### EXERCISE INPUTS ###
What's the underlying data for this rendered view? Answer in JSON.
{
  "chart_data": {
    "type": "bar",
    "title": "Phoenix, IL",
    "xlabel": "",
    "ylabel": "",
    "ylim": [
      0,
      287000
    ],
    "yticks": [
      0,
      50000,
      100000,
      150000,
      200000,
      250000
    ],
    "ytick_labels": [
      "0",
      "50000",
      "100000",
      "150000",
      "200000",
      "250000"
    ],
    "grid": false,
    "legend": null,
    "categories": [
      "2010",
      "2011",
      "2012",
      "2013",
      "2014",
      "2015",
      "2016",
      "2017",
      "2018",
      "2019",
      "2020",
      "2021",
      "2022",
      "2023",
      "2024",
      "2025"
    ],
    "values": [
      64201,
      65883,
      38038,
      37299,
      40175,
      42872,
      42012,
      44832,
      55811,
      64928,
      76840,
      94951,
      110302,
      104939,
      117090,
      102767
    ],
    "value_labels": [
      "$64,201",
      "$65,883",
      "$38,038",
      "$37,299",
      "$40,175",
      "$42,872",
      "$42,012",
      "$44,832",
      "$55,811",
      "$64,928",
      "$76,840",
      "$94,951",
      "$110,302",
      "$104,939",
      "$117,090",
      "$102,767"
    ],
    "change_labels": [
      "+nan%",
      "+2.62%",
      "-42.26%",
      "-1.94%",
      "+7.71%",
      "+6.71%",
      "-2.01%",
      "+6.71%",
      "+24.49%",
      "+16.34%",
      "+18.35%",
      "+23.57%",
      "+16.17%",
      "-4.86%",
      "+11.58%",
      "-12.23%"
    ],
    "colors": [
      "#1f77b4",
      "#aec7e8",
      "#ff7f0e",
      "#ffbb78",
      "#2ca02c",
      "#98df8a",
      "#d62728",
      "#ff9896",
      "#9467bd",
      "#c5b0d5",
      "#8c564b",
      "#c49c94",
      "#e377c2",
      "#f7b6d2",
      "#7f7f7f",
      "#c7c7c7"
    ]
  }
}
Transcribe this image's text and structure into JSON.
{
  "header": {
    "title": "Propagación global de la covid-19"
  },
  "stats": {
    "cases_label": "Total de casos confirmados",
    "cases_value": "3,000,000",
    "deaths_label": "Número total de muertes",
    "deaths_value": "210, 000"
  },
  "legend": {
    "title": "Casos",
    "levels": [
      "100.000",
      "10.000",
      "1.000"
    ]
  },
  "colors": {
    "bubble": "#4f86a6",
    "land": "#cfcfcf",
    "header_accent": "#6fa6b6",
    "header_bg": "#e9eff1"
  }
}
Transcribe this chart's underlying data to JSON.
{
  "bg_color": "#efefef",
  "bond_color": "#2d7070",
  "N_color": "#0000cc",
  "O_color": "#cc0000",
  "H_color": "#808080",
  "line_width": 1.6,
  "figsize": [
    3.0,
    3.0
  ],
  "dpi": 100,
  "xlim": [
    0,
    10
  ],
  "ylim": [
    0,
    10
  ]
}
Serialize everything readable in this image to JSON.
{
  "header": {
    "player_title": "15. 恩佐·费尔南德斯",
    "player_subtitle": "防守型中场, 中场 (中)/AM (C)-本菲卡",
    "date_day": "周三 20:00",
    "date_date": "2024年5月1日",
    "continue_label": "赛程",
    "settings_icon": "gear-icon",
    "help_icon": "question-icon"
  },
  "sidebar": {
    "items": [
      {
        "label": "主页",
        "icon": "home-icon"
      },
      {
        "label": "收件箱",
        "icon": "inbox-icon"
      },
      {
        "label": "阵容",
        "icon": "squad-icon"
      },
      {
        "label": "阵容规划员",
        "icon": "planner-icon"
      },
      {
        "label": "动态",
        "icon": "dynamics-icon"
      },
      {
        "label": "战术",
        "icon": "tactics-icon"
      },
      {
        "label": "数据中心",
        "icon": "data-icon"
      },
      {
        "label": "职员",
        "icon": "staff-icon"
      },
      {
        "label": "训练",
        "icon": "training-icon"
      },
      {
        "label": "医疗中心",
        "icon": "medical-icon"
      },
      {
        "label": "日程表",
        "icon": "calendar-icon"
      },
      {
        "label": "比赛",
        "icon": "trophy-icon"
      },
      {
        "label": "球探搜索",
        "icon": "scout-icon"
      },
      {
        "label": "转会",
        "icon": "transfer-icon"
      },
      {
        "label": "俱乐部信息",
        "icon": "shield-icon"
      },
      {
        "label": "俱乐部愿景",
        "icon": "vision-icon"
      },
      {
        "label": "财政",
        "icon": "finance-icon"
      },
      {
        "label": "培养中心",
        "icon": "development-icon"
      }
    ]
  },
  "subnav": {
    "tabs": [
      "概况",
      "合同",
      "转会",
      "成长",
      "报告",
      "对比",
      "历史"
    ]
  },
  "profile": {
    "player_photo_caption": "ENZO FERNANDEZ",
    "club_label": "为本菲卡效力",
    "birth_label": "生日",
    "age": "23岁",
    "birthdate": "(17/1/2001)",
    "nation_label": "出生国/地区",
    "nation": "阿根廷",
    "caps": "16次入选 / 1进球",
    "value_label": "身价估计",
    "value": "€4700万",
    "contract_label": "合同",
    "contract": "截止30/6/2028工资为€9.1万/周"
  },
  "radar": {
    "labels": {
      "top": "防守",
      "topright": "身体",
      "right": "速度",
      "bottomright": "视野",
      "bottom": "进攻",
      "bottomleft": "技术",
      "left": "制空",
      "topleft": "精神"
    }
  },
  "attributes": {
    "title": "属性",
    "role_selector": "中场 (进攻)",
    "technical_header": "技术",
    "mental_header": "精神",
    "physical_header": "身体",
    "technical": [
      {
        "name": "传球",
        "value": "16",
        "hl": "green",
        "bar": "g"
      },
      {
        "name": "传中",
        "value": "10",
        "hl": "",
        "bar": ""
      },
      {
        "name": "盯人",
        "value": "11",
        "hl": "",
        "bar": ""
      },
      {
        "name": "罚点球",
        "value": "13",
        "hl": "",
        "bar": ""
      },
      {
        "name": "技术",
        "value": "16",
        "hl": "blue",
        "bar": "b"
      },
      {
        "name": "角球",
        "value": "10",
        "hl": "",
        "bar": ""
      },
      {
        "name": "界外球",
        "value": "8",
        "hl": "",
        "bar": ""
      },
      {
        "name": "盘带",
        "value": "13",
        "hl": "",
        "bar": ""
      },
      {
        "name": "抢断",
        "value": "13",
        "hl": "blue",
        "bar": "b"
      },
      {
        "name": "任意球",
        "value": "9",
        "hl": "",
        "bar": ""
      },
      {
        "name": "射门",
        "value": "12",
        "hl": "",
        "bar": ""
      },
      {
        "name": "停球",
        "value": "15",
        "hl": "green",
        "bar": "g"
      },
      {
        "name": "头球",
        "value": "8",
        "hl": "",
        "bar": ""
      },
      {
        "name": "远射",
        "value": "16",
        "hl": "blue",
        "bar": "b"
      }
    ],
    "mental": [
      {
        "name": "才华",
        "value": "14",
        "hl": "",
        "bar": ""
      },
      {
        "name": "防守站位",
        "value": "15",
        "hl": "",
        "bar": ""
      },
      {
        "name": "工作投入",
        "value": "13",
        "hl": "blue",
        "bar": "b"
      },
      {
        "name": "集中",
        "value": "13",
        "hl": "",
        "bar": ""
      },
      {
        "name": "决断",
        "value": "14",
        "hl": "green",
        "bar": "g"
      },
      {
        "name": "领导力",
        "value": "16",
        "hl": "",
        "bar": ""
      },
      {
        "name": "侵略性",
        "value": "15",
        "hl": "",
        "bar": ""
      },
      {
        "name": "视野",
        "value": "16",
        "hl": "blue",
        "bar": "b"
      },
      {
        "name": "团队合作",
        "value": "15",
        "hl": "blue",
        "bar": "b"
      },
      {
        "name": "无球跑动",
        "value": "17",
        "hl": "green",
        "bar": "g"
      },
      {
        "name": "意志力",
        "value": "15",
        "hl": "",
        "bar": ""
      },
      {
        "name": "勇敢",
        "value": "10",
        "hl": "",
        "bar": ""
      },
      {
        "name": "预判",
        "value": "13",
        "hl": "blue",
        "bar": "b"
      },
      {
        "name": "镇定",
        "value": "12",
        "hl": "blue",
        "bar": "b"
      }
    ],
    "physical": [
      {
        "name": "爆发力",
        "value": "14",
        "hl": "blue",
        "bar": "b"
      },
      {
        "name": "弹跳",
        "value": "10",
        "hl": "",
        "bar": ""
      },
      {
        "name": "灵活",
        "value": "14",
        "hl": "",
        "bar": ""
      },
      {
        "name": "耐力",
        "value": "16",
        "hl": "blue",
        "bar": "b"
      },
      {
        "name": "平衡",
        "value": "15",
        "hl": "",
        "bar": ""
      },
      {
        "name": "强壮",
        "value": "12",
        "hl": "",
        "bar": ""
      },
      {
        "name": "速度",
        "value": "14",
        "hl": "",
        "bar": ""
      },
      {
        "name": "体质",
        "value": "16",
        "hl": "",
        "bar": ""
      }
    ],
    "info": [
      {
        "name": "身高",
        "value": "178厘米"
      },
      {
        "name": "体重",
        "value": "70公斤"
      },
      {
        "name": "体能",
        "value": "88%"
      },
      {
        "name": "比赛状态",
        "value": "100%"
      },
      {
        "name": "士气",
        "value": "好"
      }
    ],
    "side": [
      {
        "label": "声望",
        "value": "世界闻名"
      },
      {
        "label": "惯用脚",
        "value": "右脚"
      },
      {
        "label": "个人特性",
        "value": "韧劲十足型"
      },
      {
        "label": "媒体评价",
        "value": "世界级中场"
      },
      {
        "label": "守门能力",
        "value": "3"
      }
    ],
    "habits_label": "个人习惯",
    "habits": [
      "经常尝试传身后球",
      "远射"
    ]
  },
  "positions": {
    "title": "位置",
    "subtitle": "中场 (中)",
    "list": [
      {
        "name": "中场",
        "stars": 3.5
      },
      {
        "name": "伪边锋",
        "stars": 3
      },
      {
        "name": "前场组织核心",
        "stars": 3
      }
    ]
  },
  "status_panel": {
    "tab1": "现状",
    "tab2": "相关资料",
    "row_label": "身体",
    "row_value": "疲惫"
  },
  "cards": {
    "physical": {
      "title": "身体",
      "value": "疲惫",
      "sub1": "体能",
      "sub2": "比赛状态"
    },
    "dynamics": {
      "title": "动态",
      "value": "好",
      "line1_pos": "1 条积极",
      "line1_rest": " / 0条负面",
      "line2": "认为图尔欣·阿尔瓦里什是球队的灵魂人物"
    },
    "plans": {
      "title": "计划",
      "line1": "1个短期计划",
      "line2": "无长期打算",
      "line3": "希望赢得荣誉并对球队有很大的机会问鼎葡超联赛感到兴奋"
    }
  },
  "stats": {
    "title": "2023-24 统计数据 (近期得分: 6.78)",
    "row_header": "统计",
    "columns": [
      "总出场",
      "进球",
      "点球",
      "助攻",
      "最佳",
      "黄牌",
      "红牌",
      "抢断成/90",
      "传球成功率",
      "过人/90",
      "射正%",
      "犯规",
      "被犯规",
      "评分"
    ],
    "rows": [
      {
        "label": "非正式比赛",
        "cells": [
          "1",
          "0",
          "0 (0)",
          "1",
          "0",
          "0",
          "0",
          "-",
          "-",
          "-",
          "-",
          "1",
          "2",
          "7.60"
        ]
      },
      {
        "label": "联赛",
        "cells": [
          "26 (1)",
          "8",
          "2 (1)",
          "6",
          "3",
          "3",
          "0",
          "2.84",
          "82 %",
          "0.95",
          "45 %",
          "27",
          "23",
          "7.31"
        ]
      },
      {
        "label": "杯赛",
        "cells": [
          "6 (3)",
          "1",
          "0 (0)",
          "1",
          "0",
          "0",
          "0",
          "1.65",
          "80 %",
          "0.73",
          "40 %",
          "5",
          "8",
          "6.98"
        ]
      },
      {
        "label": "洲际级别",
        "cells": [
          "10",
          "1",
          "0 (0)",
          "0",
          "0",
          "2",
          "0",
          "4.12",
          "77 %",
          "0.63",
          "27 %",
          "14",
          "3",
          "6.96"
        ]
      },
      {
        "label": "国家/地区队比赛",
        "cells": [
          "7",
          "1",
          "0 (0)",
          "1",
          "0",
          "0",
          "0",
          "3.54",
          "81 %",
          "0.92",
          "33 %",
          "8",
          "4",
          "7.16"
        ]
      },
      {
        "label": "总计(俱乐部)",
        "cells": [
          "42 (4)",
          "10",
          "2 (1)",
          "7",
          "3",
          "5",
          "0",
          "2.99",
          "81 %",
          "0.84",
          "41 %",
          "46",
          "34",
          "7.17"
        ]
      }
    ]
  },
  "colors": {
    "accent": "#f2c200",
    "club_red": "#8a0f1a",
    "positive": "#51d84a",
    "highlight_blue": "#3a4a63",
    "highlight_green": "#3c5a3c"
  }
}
###
Return each line of the listing that holds the string "JSON".

What's the underlying data for this rendered view? Answer in JSON.
Transcribe this image's text and structure into JSON.
Transcribe this chart's underlying data to JSON.
Serialize everything readable in this image to JSON.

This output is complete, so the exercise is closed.